[Fragmento]
⟨

Mas nuevamente los consejeros de Huerta caían en el error. Volvían a desconocer el origen político del presidente Wilson, así que éste, en lugar de sentirse aturdido o temeroso por las promesas de Huerta a Inglaterra, procedió a retirar de México al embajador Lane Wilson, dejando como encargado de negocios a Nelson O'shaughnessy, hombre sensato, aunque de pocos alcances.

Antes de regresar a Estados Unidos, el embajador Wilson había advertido, gracias al frío trato que le daba el subsecretario de Relaciones Carlos Pereyra, que Huerta intentaba enviscar a Estados Unidos y Gran Bretaña y así obtener el mejor partido para los intereses del huertismo; y aunque de muchas maneras había demostrado su interés y apoyo hacia Huerta, ahora, al salir del país iba convencido de que sus servicios al huertismo eran mal correspondidos.

⟩

[Problema planteado] Reproduce al pie de la letra el pasaje del fragmento sobre Huerta y el embajador Wilson, comenzando en "Mas nuevamente los" y terminando en "eran mal correspondidos.".

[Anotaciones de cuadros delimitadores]

⟨

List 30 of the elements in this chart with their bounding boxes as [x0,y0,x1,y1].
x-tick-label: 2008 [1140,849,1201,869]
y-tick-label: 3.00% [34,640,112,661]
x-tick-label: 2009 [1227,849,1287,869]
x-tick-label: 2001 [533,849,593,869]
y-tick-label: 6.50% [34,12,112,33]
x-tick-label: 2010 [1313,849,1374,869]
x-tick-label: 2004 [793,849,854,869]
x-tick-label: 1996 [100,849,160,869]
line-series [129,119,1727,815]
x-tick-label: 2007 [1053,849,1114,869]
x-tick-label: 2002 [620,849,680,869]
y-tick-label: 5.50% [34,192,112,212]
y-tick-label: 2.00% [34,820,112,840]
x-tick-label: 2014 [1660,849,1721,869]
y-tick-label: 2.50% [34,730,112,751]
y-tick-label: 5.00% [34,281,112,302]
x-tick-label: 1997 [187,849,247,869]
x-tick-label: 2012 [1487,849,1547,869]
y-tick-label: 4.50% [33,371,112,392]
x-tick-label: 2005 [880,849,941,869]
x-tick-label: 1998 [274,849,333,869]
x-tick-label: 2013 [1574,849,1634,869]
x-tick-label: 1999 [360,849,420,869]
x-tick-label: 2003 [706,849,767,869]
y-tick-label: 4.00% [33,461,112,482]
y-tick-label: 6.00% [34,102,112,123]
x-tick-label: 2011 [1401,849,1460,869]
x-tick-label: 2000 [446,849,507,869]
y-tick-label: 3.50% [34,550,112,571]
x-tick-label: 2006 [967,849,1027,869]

⟩

[Solución redactada]
Mas nuevamente los consejeros de Huerta caían en el error. Volvían a desconocer el origen político del presidente Wilson, así que éste, en lugar de sentirse aturdido o temeroso por las promesas de Huerta a Inglaterra, procedió a retirar de México al embajador Lane Wilson, dejando como encargado de negocios a Nelson O'shaughnessy, hombre sensato, aunque de pocos alcances.

Antes de regresar a Estados Unidos, el embajador Wilson había advertido, gracias al frío trato que le daba el subsecretario de Relaciones Carlos Pereyra, que Huerta intentaba enviscar a Estados Unidos y Gran Bretaña y así obtener el mejor partido para los intereses del huertismo; y aunque de muchas maneras había demostrado su interés y apoyo hacia Huerta, ahora, al salir del país iba convencido de que sus servicios al huertismo eran mal correspondidos.